◆ **Material to process**
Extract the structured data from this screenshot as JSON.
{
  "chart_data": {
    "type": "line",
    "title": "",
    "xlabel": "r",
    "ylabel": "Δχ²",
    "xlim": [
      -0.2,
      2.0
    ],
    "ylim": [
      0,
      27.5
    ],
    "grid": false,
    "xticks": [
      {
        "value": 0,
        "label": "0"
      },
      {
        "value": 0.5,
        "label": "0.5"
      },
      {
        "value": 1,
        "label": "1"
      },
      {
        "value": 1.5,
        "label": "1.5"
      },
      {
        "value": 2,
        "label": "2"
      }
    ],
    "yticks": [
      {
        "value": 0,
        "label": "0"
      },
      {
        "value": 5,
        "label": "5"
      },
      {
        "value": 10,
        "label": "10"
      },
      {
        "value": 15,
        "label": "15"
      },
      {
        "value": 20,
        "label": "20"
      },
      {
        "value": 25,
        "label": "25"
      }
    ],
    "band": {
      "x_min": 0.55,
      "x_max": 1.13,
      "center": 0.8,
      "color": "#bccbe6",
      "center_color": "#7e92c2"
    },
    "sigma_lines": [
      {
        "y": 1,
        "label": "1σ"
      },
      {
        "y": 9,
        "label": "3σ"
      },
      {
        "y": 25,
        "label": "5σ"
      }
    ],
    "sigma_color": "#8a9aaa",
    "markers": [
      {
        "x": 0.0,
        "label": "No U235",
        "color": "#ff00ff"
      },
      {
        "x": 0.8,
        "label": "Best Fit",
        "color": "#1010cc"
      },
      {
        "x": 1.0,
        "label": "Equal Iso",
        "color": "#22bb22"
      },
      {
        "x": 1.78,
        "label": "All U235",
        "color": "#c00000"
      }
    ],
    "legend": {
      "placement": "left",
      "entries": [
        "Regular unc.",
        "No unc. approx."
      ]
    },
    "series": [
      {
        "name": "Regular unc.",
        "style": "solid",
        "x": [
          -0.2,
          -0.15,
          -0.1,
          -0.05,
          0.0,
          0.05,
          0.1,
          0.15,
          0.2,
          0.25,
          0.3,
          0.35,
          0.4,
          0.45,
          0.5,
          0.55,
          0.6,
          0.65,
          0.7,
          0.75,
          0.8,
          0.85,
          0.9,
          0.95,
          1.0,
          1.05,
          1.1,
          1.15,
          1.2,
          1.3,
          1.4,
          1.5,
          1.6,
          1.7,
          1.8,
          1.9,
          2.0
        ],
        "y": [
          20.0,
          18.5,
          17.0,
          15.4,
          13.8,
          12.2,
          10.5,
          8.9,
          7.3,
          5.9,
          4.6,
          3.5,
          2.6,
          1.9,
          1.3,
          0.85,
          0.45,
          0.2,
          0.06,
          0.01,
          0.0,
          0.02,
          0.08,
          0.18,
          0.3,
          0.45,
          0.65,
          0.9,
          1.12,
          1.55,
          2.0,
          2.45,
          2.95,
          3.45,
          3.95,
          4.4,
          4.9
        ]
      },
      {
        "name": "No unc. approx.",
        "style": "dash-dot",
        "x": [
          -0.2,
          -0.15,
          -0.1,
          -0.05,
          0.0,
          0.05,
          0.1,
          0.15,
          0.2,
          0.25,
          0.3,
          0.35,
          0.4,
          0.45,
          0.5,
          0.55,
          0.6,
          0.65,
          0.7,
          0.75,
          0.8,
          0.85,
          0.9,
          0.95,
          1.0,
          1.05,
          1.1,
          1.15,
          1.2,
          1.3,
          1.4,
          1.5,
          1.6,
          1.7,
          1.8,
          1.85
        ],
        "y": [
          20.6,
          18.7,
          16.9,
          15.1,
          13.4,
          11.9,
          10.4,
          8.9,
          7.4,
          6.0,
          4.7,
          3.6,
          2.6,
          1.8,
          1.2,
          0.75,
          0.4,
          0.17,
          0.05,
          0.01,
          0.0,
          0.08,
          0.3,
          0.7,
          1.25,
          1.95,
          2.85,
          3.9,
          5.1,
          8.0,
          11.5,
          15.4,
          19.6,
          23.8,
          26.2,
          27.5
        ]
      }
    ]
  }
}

◆ **Written instruction**
Reproduce every record above exactly as it appears.

◆ **Written answer**
Extract the structured data from this screenshot as JSON.
{
  "chart_data": {
    "type": "line",
    "title": "",
    "xlabel": "r",
    "ylabel": "Δχ²",
    "xlim": [
      -0.2,
      2.0
    ],
    "ylim": [
      0,
      27.5
    ],
    "grid": false,
    "xticks": [
      {
        "value": 0,
        "label": "0"
      },
      {
        "value": 0.5,
        "label": "0.5"
      },
      {
        "value": 1,
        "label": "1"
      },
      {
        "value": 1.5,
        "label": "1.5"
      },
      {
        "value": 2,
        "label": "2"
      }
    ],
    "yticks": [
      {
        "value": 0,
        "label": "0"
      },
      {
        "value": 5,
        "label": "5"
      },
      {
        "value": 10,
        "label": "10"
      },
      {
        "value": 15,
        "label": "15"
      },
      {
        "value": 20,
        "label": "20"
      },
      {
        "value": 25,
        "label": "25"
      }
    ],
    "band": {
      "x_min": 0.55,
      "x_max": 1.13,
      "center": 0.8,
      "color": "#bccbe6",
      "center_color": "#7e92c2"
    },
    "sigma_lines": [
      {
        "y": 1,
        "label": "1σ"
      },
      {
        "y": 9,
        "label": "3σ"
      },
      {
        "y": 25,
        "label": "5σ"
      }
    ],
    "sigma_color": "#8a9aaa",
    "markers": [
      {
        "x": 0.0,
        "label": "No U235",
        "color": "#ff00ff"
      },
      {
        "x": 0.8,
        "label": "Best Fit",
        "color": "#1010cc"
      },
      {
        "x": 1.0,
        "label": "Equal Iso",
        "color": "#22bb22"
      },
      {
        "x": 1.78,
        "label": "All U235",
        "color": "#c00000"
      }
    ],
    "legend": {
      "placement": "left",
      "entries": [
        "Regular unc.",
        "No unc. approx."
      ]
    },
    "series": [
      {
        "name": "Regular unc.",
        "style": "solid",
        "x": [
          -0.2,
          -0.15,
          -0.1,
          -0.05,
          0.0,
          0.05,
          0.1,
          0.15,
          0.2,
          0.25,
          0.3,
          0.35,
          0.4,
          0.45,
          0.5,
          0.55,
          0.6,
          0.65,
          0.7,
          0.75,
          0.8,
          0.85,
          0.9,
          0.95,
          1.0,
          1.05,
          1.1,
          1.15,
          1.2,
          1.3,
          1.4,
          1.5,
          1.6,
          1.7,
          1.8,
          1.9,
          2.0
        ],
        "y": [
          20.0,
          18.5,
          17.0,
          15.4,
          13.8,
          12.2,
          10.5,
          8.9,
          7.3,
          5.9,
          4.6,
          3.5,
          2.6,
          1.9,
          1.3,
          0.85,
          0.45,
          0.2,
          0.06,
          0.01,
          0.0,
          0.02,
          0.08,
          0.18,
          0.3,
          0.45,
          0.65,
          0.9,
          1.12,
          1.55,
          2.0,
          2.45,
          2.95,
          3.45,
          3.95,
          4.4,
          4.9
        ]
      },
      {
        "name": "No unc. approx.",
        "style": "dash-dot",
        "x": [
          -0.2,
          -0.15,
          -0.1,
          -0.05,
          0.0,
          0.05,
          0.1,
          0.15,
          0.2,
          0.25,
          0.3,
          0.35,
          0.4,
          0.45,
          0.5,
          0.55,
          0.6,
          0.65,
          0.7,
          0.75,
          0.8,
          0.85,
          0.9,
          0.95,
          1.0,
          1.05,
          1.1,
          1.15,
          1.2,
          1.3,
          1.4,
          1.5,
          1.6,
          1.7,
          1.8,
          1.85
        ],
        "y": [
          20.6,
          18.7,
          16.9,
          15.1,
          13.4,
          11.9,
          10.4,
          8.9,
          7.4,
          6.0,
          4.7,
          3.6,
          2.6,
          1.8,
          1.2,
          0.75,
          0.4,
          0.17,
          0.05,
          0.01,
          0.0,
          0.08,
          0.3,
          0.7,
          1.25,
          1.95,
          2.85,
          3.9,
          5.1,
          8.0,
          11.5,
          15.4,
          19.6,
          23.8,
          26.2,
          27.5
        ]
      }
    ]
  }
}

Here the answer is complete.